___ SUPPLIED TEXT

= José Antonio Sainz de Vicuña =

Spanish film company

José Antonio Sáinz de Vicuña created IMPALA in the 1960s, a company which has produced over one hundred films directed by several of Spain's top directors. At present it owns sixty five negatives, several of them considered classics.

He is a graduate of Yale University, where he was a senior editor of campus humor magazine The Yale Record.

He was President of Warner Española, a company which was in partnership with Warner Bros. and during thirty years distributed all WB products in Spain. Was also President of Warner Home Video in Spain during ten years.

______

§ **SET TASK 1**
Please list every company that the Sainz de Vicuña profile says he either created or served as President of.
§ **SET TASK 2**
Reproduce everything in the Sainz de Vicuña profile from "Spanish film company" down to "them considered classics.".

___ DATASET

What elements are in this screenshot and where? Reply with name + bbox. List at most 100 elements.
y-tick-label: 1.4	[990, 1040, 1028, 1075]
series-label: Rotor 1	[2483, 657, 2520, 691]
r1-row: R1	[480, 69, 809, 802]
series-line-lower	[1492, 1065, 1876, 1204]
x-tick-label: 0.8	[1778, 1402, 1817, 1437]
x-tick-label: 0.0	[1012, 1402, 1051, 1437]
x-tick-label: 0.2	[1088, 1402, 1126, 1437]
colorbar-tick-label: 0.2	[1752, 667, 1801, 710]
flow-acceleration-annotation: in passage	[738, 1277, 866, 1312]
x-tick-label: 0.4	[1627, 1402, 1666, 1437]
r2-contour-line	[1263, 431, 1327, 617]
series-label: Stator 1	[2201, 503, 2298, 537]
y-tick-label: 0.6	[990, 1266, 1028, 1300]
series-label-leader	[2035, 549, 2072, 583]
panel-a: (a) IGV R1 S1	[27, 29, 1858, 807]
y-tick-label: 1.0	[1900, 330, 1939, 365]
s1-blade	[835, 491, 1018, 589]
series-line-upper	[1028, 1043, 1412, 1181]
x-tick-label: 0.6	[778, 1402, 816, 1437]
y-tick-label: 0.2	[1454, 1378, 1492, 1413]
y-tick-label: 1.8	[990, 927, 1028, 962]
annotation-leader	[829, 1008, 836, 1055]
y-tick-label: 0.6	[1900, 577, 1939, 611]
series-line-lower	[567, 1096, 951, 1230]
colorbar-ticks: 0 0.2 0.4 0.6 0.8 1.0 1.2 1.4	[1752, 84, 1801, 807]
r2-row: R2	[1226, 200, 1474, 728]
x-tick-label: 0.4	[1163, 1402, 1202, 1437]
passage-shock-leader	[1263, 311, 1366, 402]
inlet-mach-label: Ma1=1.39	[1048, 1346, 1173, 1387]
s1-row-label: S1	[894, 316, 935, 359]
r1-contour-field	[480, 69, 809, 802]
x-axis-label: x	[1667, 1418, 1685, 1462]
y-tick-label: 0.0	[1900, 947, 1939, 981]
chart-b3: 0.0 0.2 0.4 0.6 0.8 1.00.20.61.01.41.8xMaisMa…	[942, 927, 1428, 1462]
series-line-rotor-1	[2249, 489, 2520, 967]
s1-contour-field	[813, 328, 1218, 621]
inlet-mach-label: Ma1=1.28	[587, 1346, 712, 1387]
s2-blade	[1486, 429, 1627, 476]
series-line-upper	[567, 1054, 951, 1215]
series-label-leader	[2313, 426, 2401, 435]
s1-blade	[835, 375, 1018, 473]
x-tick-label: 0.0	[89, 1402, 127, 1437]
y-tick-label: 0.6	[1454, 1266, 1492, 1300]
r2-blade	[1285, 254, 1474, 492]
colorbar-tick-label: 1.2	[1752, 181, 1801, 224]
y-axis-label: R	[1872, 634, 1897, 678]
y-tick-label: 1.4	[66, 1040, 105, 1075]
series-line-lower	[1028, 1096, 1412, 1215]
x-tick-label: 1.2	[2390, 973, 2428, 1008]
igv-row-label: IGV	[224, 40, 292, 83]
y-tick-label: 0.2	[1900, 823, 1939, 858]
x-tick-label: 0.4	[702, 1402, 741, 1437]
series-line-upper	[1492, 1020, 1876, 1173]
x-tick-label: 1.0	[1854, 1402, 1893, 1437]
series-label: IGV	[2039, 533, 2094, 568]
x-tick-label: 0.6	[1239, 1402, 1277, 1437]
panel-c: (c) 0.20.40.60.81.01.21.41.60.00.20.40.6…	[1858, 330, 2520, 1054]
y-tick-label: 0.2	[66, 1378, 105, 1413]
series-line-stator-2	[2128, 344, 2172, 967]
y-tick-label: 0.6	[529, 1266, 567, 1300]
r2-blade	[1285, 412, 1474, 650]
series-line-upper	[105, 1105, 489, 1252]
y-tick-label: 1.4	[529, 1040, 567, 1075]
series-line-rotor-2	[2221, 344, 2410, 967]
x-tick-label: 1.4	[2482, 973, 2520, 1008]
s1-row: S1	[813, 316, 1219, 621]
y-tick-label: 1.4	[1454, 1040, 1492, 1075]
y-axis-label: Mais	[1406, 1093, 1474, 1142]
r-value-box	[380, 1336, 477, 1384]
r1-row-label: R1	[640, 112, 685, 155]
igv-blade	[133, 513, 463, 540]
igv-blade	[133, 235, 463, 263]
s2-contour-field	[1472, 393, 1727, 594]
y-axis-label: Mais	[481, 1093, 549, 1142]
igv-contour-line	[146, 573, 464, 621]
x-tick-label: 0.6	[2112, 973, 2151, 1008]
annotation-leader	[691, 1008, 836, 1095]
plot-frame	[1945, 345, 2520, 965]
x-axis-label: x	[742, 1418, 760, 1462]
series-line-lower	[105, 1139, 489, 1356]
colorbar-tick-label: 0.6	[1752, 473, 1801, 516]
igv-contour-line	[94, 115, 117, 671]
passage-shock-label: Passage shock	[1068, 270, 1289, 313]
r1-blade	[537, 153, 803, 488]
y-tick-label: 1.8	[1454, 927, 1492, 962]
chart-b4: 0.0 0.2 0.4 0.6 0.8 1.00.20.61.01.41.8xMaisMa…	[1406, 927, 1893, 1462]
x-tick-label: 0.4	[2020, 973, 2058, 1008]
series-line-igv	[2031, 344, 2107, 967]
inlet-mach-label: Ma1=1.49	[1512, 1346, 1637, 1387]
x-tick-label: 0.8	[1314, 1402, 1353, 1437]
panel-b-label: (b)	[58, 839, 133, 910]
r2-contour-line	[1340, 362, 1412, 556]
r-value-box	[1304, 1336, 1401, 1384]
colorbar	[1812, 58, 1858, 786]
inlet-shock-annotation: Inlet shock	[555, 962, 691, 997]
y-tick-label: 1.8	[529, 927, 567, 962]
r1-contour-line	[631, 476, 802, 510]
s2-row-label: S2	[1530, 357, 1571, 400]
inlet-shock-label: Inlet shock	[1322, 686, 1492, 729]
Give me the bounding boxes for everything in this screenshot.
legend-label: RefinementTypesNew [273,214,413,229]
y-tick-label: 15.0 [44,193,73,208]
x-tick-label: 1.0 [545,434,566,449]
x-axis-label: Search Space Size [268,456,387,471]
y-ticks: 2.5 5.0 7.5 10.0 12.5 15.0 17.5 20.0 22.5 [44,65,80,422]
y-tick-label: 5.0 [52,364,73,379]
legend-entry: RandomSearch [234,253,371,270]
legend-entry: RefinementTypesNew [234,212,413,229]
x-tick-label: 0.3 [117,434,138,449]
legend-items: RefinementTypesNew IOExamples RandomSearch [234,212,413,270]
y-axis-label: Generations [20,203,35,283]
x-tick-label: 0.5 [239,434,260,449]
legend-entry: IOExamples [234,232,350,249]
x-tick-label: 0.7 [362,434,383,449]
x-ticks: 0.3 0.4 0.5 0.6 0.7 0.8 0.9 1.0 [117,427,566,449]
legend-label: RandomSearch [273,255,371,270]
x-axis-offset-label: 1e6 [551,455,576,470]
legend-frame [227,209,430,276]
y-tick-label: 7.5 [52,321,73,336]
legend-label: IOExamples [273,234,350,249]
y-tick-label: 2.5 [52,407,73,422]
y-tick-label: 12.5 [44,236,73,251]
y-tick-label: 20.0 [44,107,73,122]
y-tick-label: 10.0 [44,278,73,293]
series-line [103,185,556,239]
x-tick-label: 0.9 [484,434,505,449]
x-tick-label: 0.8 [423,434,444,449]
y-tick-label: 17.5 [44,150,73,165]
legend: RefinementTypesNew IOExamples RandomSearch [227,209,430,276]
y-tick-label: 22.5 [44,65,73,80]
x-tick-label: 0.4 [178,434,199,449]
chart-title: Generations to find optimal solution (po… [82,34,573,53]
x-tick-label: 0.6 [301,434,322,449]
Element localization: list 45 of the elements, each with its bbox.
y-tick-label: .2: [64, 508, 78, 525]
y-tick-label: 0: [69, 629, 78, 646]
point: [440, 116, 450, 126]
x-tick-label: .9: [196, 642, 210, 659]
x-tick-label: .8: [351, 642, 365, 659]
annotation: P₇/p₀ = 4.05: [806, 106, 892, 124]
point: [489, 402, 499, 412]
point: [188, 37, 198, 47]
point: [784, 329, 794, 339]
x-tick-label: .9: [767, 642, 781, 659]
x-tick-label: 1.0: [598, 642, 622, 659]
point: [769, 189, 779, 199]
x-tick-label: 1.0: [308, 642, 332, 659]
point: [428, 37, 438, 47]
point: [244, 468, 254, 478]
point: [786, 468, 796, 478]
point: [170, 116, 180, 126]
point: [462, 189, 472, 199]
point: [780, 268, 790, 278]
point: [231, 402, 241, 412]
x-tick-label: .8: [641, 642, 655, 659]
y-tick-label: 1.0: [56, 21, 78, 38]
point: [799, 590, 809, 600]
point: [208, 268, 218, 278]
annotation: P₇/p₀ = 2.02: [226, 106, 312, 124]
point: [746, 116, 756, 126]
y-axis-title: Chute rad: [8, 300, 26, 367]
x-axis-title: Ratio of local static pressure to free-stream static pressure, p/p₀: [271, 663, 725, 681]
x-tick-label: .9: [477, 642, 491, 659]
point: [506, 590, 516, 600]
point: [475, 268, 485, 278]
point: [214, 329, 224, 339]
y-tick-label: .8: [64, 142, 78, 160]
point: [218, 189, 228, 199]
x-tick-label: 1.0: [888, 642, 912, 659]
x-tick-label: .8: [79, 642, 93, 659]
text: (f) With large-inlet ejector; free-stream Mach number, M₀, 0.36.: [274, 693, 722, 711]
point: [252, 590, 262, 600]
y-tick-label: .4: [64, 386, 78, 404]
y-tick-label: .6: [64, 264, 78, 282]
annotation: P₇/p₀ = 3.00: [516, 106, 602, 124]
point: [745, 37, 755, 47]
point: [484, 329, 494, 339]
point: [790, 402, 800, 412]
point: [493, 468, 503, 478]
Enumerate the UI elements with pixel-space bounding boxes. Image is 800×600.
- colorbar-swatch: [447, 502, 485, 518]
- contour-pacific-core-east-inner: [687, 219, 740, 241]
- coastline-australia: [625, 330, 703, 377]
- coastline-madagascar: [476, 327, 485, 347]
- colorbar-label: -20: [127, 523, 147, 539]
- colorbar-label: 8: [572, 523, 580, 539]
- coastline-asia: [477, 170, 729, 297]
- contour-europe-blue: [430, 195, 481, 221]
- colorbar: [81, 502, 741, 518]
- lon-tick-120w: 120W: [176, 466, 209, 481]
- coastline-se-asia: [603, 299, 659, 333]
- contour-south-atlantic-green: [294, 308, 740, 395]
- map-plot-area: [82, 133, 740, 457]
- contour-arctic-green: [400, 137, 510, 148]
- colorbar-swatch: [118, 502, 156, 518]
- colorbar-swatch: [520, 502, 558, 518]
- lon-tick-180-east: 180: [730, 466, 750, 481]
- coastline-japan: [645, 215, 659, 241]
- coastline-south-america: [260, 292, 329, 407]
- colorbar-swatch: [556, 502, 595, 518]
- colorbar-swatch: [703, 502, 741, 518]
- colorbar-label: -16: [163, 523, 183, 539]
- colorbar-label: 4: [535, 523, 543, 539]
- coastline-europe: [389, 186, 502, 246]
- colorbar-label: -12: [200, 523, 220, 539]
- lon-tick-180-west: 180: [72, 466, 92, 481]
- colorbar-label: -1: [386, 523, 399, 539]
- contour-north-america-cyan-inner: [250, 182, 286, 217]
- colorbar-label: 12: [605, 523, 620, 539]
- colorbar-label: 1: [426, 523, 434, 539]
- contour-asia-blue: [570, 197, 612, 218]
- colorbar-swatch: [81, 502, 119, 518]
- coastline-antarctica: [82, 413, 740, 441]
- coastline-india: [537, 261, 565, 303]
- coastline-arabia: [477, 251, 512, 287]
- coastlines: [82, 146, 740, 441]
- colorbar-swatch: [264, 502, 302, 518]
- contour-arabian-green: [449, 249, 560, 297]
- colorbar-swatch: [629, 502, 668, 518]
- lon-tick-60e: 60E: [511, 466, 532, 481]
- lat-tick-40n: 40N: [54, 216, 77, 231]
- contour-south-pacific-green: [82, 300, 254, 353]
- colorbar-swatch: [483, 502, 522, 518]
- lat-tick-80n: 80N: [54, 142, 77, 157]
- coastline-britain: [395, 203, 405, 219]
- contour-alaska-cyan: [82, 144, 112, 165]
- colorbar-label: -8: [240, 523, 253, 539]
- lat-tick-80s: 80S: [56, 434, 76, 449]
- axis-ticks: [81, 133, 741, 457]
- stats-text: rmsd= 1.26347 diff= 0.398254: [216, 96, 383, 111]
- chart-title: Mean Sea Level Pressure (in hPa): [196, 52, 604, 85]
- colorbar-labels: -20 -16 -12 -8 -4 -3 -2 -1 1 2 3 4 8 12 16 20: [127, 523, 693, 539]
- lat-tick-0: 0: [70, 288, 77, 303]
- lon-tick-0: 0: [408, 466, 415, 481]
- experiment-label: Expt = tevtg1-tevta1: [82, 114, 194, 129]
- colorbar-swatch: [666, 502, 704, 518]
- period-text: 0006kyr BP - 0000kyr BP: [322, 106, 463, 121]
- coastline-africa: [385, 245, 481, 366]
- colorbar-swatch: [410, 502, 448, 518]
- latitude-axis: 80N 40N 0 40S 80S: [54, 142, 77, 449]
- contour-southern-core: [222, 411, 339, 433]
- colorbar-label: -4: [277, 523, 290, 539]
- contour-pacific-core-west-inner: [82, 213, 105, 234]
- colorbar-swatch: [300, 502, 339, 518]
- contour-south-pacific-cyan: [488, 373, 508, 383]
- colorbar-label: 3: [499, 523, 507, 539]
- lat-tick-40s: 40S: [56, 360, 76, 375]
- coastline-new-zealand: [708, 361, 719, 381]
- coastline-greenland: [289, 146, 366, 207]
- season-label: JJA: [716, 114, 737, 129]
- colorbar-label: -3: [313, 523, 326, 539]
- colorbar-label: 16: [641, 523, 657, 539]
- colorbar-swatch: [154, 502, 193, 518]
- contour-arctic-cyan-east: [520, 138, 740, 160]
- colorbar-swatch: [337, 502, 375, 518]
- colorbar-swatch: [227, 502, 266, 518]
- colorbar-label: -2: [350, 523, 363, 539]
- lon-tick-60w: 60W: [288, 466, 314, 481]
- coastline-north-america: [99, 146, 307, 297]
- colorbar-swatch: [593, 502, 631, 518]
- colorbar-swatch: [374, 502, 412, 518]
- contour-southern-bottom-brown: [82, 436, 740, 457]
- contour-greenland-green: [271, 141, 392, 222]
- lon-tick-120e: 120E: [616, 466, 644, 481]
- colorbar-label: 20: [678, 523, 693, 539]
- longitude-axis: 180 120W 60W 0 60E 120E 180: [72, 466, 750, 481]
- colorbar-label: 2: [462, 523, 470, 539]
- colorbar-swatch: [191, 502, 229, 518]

______

§ **FULL OUTPUT 1**
IMPALA, Warner Española, Warner Home Video in Spain

§ **FULL OUTPUT 2**
Spanish film company

José Antonio Sáinz de Vicuña created IMPALA in the 1960s, a company which has produced over one hundred films directed by several of Spain's top directors. At present it owns sixty five negatives, several of them considered classics.